EPA Administrator Scott Pruitt Unfazed By Deadly Nature Of His Ideological Agenda
With President Donald Trump’s administration set to make dramatic and devastating cuts to the Environmental Protection Agency (EPA) and further cutback federal environmental regulations, the agency’s newly confirmed administrator Scott Pruitt shrugs off concerns about the millions of Americans who will likely become sick as a result. He also ignores the risk that thousands of Americans may die as a result of the administration’s actions, which he fervently supports.
An executive order aimed at dismantling the EPA’s Clean Power Plan was signed by Trump on March 28. Pruitt, as Oklahoma attorney general, sued the EPA over the Clean Power Plan because he considered it “overreach” for the federal government to impose limits on carbon pollution from coal and gas power power plants. But President Barack Obama’s administration claimed by 2030 there would be “90,000 fewer asthma attacks a year, 300,000 fewer missed work and school days, and 3,600 fewer premature deaths a year.” The plan would be good for public health.
On “Fox News Sunday,” host Chris Wallace asked Pruitt how the EPA would prevent “terrible things,” like premature deaths, without the Clean Power Plan.
“What’s important this past week is to recognize that the president is keeping his promise to the American people to rollback regulatory overreaches that have been occurring the last couple of years,” Pruitt declared.
After Pruitt justified his talking point, Wallace replied, “But, sir, you’re giving me a regulatory answer, a political answer. You’re not giving me a health answer.”
Pruitt maintained the United States is at “pre-1994 levels” when it comes to the country’s carbon dioxide footprint. So, essentially, there is no reason to panic over children getting sick with asthma or the elderly dying prematurely because of pollutants belched out into the air by dirty coal or gas plants.
In 2013, a report put together by Bloomberg New Energy Finance (BNEF) for the Business Council for Sustainable Energy (BCSE) found energy-saving technologies along with a greater embrace of renewable energy caused carbon dioxide emissions to fall 13 percent over the past five years. That brought emissions to their lowest levels since 1994.
Pruitt may not be aware of the fact that this talking point has its origins with a group comprised of companies and trade associations, which favors the Clean Power Plan and the Paris climate change agreement.
On October 5, 2016, BCSE President Lisa Jacobsen declared, “The achievement of the Paris Agreement’s rapid entry into force speaks to the global community’s understanding of the urgent need to take action on climate change. That sense of urgency is echoed in a recent open letter by 375 members of the National Academy of Sciences that draws attention to the serious risks of climate change.”
BCSE advocates for clean natural gas innovation and their advocacy largely overlooks the impact of natural gas emissions on the environment, especially through methane emissions. Nonetheless, BCSE does not manipulate statistics to downplay the threat of climate change, like Pruitt.
Pruitt could care less about the tipping points, which have occurred since this report in 2013. The melting of Arctic summer ice, Greenland’s ice loss, the disintegration of the West Antarctic ice sheet, the warming and acidification of oceans that will likely cause mass extinction of species, the remarkable shifts in the jet stream, to name a few, are apparently of little significance. Pruitt is focused on peddling his states’ rights ideology to aid and abet the agendas of dirty energy executives.

++++++++

* _REQUIRED TASK 1_:
Decide whether each statement agrees with the article on Scott Pruitt and the EPA, answering yes or no and quoting the words of the article that settle it: (a) Trump signed an executive order aimed at dismantling the Clean Power Plan on March 28. (b) The 2013 report found that carbon dioxide emissions fell 20 percent over the past five years. (c) Chris Wallace questioned Pruitt on a CNN program.
* _REQUIRED TASK 2_:
Continue the article on Scott Pruitt and the EPA from the point where it stops.
The listing that follows was drawn from a separate source.

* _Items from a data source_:

++++++++

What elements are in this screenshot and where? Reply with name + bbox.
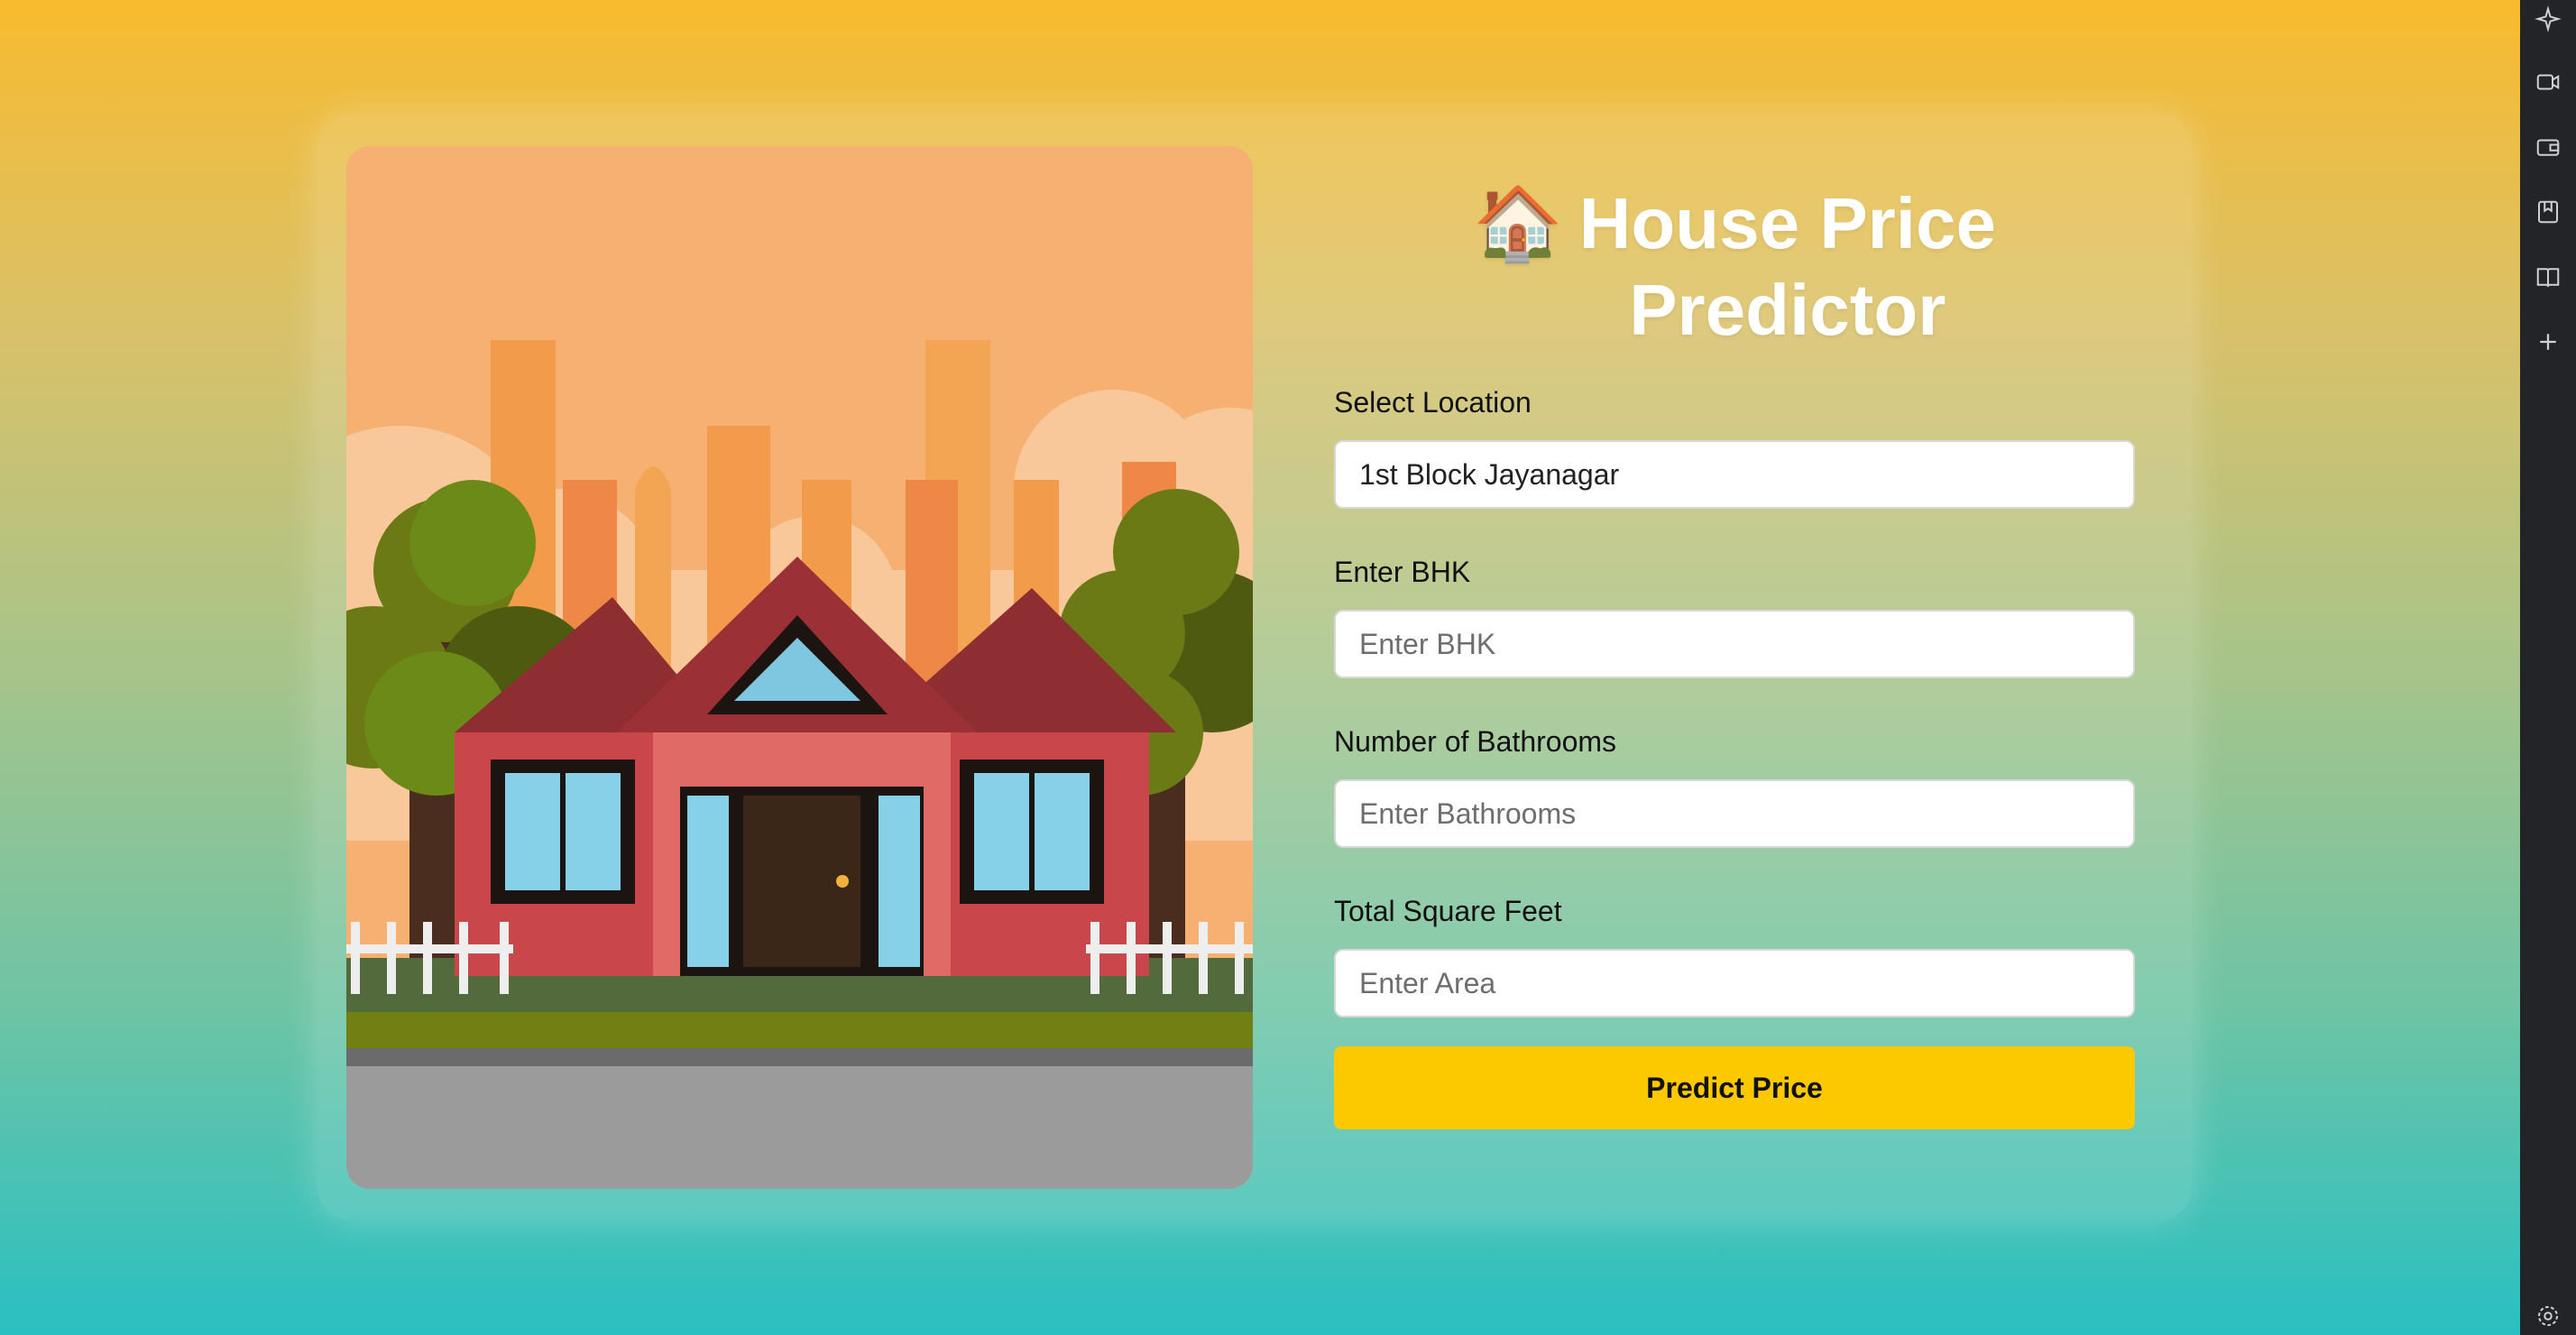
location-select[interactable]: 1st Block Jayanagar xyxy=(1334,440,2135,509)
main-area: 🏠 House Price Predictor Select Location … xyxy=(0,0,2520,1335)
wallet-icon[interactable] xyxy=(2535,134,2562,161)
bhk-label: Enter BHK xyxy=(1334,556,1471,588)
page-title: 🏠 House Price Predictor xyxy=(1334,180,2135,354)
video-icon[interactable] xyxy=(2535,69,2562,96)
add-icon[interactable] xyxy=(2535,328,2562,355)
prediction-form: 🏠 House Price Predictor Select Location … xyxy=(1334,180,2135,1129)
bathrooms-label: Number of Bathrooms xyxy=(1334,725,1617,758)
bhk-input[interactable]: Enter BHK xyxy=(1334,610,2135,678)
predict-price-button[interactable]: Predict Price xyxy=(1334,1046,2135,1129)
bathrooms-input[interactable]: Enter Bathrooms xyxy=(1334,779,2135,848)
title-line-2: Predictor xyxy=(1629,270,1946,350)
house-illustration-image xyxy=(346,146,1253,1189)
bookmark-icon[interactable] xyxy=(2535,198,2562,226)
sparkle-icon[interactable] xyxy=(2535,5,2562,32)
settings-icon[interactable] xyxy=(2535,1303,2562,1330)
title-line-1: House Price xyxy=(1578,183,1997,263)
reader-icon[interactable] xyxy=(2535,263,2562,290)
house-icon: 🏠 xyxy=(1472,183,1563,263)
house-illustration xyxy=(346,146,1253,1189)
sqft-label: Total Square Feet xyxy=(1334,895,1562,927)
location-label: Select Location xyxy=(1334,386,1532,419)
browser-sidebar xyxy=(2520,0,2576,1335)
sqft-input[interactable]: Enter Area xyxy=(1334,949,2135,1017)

++++++++

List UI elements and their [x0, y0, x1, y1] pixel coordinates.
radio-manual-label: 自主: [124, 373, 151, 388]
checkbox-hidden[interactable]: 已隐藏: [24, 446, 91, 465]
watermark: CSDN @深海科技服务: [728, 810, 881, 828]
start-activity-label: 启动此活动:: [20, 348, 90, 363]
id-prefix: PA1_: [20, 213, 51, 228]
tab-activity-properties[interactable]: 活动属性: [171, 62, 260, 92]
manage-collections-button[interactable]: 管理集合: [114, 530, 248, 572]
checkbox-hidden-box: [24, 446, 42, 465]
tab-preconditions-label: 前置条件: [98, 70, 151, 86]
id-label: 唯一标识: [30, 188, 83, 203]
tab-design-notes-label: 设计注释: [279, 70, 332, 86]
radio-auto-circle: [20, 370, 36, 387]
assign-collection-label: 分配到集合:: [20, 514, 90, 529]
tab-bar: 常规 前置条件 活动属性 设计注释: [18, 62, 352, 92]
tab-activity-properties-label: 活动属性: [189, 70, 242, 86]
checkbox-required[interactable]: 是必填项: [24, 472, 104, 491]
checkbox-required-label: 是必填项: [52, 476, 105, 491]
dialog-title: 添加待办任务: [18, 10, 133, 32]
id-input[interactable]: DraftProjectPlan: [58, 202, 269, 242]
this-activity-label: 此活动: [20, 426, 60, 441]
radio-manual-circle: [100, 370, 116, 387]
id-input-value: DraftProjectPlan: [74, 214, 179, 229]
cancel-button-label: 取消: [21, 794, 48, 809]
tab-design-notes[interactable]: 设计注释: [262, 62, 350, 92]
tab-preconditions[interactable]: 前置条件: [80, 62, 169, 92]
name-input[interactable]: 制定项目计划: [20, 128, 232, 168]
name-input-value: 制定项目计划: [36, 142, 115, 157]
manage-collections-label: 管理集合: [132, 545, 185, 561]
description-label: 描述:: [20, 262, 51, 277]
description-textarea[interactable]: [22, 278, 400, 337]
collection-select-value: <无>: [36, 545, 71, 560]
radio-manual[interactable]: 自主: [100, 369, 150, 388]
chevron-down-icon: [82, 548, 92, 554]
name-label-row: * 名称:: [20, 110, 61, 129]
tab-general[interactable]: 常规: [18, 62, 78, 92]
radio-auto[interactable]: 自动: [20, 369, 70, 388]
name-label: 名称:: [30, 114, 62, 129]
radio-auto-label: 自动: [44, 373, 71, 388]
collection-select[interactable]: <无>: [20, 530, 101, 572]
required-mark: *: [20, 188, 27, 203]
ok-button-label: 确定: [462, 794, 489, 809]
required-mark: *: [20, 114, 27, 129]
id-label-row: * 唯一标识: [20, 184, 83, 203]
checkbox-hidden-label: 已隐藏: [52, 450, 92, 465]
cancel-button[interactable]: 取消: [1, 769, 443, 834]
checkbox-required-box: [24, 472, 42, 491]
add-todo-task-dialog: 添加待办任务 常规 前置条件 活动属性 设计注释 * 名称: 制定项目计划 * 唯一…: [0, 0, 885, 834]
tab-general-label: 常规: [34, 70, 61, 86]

++++++++

* _FINAL RESULT 1_:
(a) Yes: "An executive order aimed at dismantling the EPA’s Clean Power Plan was signed by Trump on March 28."
(b) No: "caused carbon dioxide emissions to fall 13 percent over the past five years."
(c) No: "On “Fox News Sunday,” host Chris Wallace asked Pruitt"

* _FINAL RESULT 2_:
On CNBC, Pruitt was asked, “Do you believe that it’s been proven that CO2 is the primary control knob for climate? Do you believe that?” He said, “No, I would not agree that it’s the primary contributor to the global warming that we’re seeing.”
This is not some belief up for debate, like whether one thinks God exists or not. In fact, as of April 4, the EPA’s own website states, “Carbon dioxide is the primary greenhouse gas that is contributing to recent climate change,” which is true and will remain true, even if Pruitt decides to expunge this fact from the regulatory agency’s website.
Nevertheless, Pruitt concedes the Earth is warming but insists in his role as one of the chief merchants of doubt that how much humans contribute to climate change remains a subject of debate.
The notion that there is “disagreement” over how humans contribute to climate change is an argument pushed by those who deny the threat of climate change is real. For example, the Heartland Institute recently sent out 200,000 copies of its book, “Why Scientists Disagree About Global Warming,” to science teachers at primary and secondary schools. The institute believes “strong empirical evidence” that “human CO2 emissions are going to cause dangerous global warming” is missing. It pushes the false idea that there is no consensus on the impact that human activities are having on the Earth’s climate.
The Heartland Institute receives funding from the Koch Family Foundations and is a part of the American Legislative Exchange Council, which develops model legislation to protect the interests of free market ideologues. The institute is committed to polluting political debates with climate-denying emissions that serve the interests of fossil fuel companies by promoting crackpot science that can be used to justify inaction on climate change.
The same goes for Pruitt. His role is to pollute the airwaves and public policy to justify inaction and deference to states, which may be ill-equipped to deal with air pollution especially if states bordering them do not take curbing emissions seriously.
In 2015, Professor John Shepherd wrote, “It’s still not easy to determine exactly how much climate change has been due to human activities and how much is natural. However, clever statistical attribution studies have analyzed the “fingerprints” of various processes that may contribute – and these now unambiguously give the answer “most of it”. That’s a sufficient basis for taking action, and getting a more accurate answer would not change the outcome significantly.”
It may not change the outcome significantly if the EPA waited for scientists to complete more studies before taking decisive action, however, it would mean corporations could keep ignoring their impact on the climate while maximizing their bottom lines.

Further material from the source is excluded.